- WRITTEN TASK -
Of all the lines in the records, how many hold the word "icon"? Answer with the number only.

- RECORDS PROVIDED -
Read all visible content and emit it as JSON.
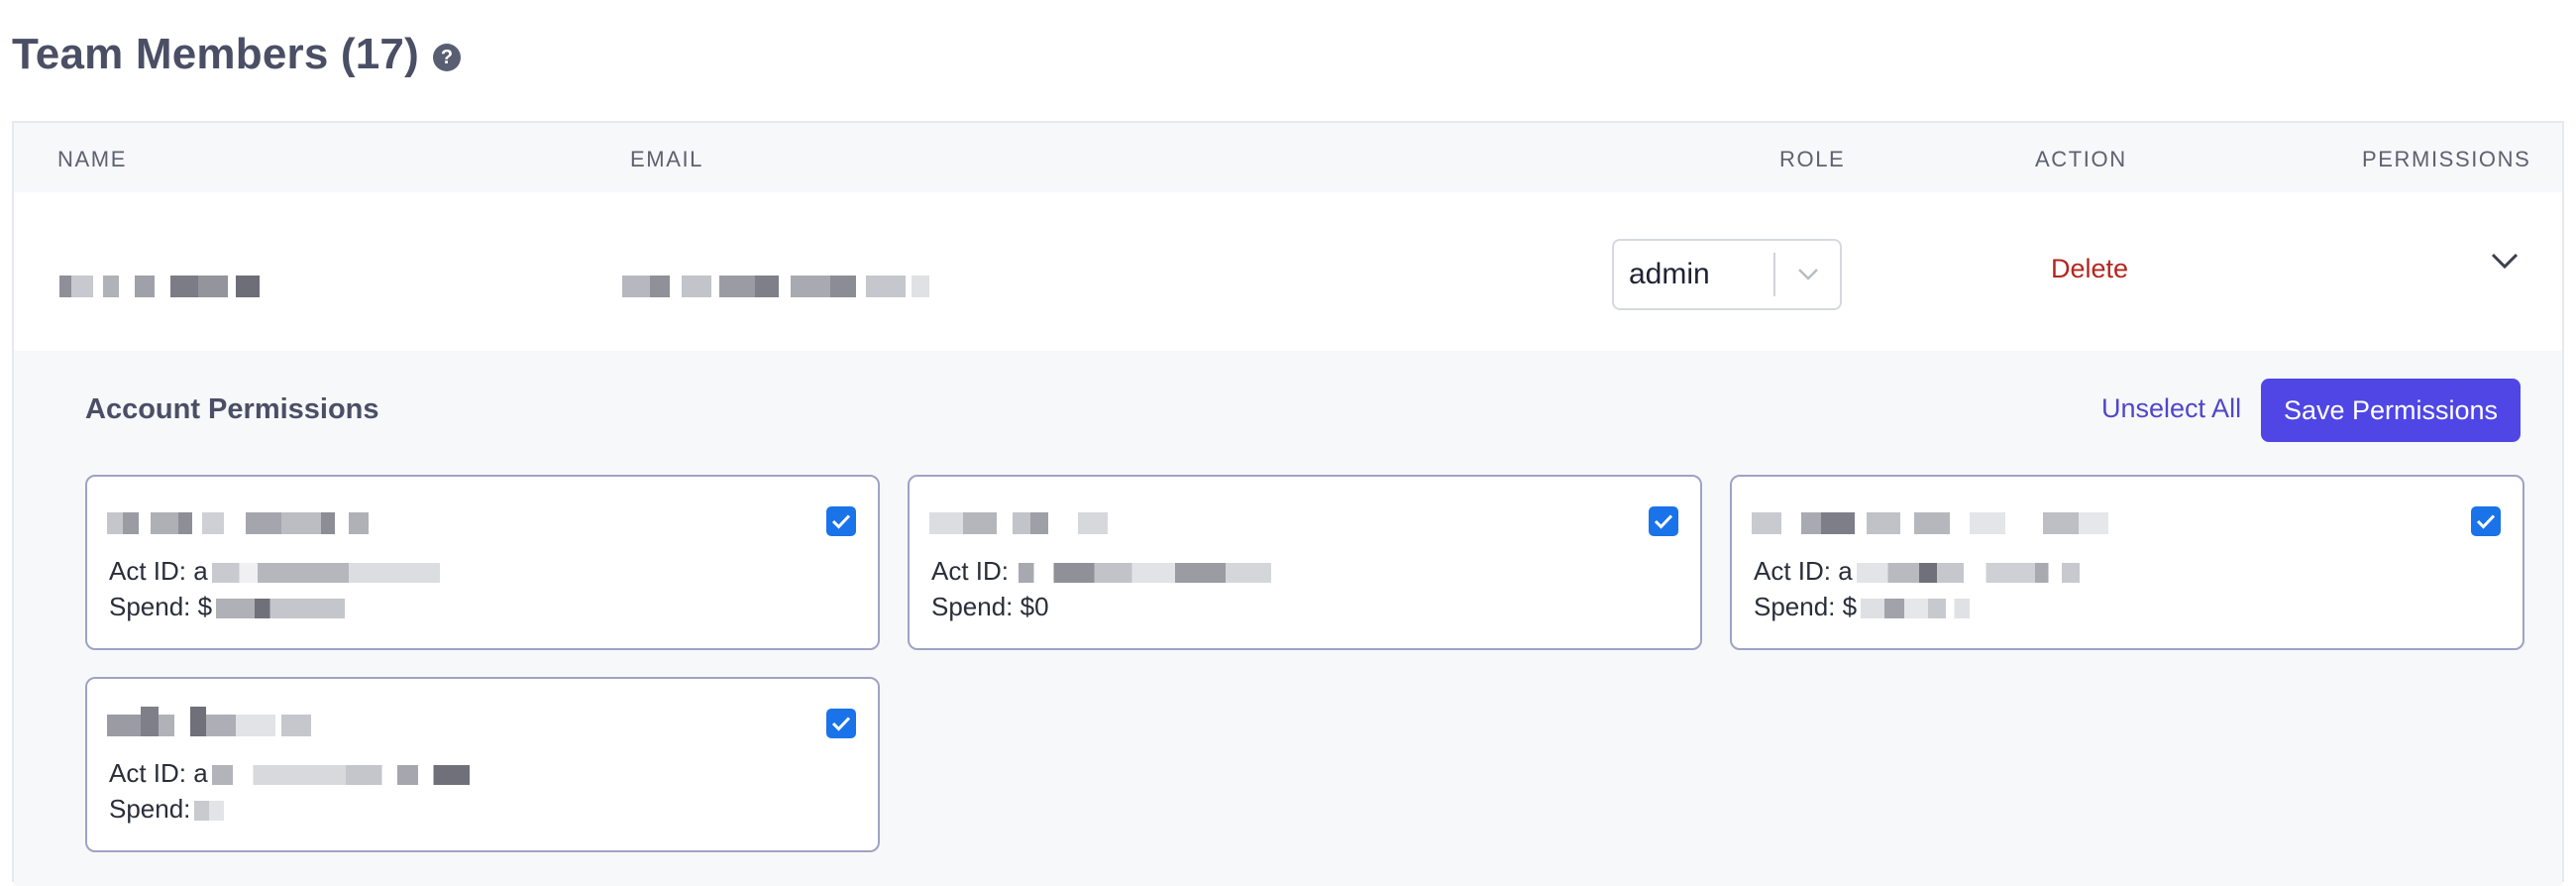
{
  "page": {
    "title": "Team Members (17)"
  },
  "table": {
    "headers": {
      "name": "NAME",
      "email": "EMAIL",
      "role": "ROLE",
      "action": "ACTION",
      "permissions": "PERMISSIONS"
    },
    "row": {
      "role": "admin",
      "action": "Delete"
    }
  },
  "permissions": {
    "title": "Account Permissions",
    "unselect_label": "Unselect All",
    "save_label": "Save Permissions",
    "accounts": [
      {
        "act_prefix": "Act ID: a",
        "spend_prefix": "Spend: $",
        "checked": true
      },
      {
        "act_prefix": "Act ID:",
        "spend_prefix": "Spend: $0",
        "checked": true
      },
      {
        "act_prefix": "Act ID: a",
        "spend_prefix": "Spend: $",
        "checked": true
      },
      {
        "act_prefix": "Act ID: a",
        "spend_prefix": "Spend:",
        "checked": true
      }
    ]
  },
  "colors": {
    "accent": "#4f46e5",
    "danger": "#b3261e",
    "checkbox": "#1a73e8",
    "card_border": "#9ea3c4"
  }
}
==
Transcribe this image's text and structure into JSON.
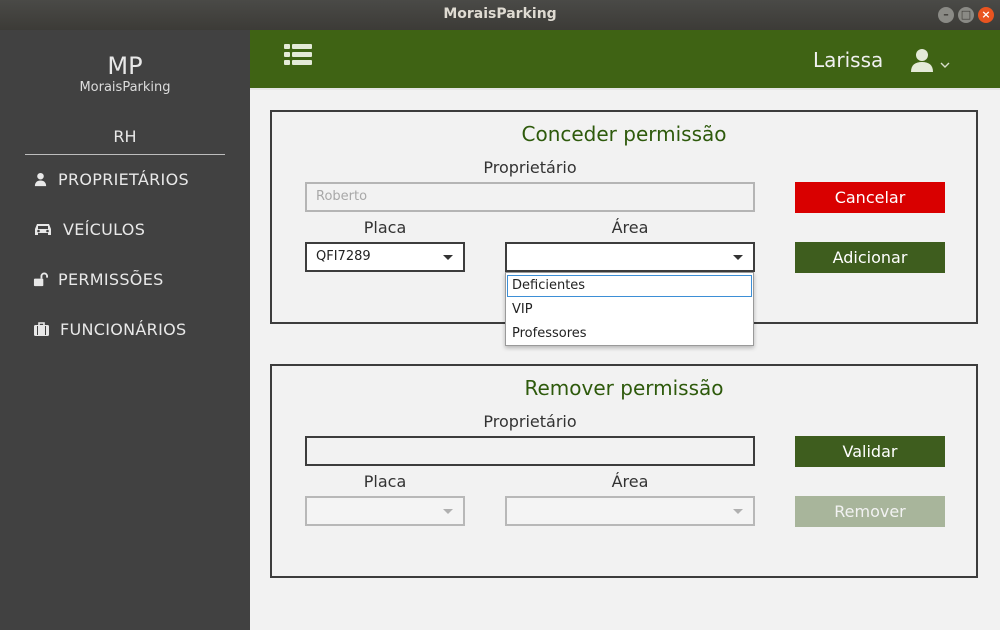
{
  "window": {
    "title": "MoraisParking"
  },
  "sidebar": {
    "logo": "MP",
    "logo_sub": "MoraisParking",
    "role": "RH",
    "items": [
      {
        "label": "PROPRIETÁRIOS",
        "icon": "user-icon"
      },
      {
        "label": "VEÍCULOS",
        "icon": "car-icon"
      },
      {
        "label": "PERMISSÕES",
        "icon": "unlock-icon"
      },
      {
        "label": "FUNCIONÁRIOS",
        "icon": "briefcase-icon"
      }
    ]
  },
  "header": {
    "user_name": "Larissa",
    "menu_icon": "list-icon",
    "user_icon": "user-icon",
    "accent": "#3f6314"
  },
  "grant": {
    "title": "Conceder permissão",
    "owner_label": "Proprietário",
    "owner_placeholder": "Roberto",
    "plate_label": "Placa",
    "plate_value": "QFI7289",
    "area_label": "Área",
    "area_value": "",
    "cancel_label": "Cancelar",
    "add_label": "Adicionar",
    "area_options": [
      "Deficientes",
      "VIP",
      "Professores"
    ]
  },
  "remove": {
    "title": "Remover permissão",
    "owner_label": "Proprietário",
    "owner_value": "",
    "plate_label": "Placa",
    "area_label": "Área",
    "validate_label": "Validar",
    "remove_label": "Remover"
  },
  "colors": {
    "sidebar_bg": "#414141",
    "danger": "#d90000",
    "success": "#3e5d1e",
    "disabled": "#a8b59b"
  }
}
* * *
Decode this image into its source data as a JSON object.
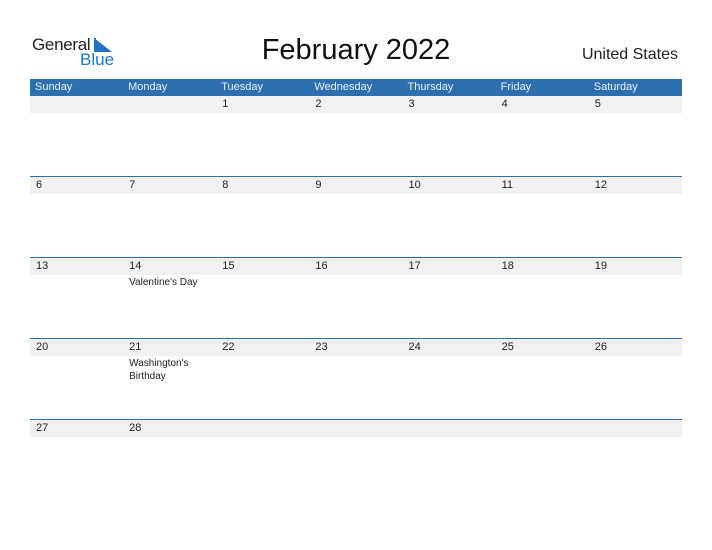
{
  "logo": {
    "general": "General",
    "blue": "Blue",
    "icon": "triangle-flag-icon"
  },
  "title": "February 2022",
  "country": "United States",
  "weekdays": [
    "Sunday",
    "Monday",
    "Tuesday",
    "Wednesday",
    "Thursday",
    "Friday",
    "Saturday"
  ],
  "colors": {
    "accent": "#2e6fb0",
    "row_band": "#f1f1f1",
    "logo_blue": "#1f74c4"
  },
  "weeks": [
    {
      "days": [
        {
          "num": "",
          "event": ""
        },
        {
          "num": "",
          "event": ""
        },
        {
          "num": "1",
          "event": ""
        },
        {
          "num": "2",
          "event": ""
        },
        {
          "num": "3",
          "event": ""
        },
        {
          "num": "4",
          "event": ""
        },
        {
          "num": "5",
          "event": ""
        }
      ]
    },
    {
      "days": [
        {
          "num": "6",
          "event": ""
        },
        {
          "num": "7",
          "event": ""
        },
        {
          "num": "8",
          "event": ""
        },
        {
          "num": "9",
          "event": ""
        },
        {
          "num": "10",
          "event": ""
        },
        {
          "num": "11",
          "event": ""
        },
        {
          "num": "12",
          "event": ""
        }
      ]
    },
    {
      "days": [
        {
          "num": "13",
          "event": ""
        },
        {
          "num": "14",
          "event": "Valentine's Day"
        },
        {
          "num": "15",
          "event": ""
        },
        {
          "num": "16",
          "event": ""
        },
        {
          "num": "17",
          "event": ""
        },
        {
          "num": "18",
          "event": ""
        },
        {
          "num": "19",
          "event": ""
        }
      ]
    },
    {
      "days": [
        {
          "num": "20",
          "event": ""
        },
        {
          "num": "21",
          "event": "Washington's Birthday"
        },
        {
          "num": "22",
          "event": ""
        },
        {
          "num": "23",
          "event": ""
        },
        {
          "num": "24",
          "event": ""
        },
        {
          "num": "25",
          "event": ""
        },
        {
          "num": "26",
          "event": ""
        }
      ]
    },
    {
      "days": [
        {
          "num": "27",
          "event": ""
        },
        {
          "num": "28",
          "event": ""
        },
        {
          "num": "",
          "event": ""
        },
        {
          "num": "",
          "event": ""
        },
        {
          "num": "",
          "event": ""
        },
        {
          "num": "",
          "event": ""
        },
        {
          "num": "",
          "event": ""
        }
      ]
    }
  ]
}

- TASK RESPONSE -
7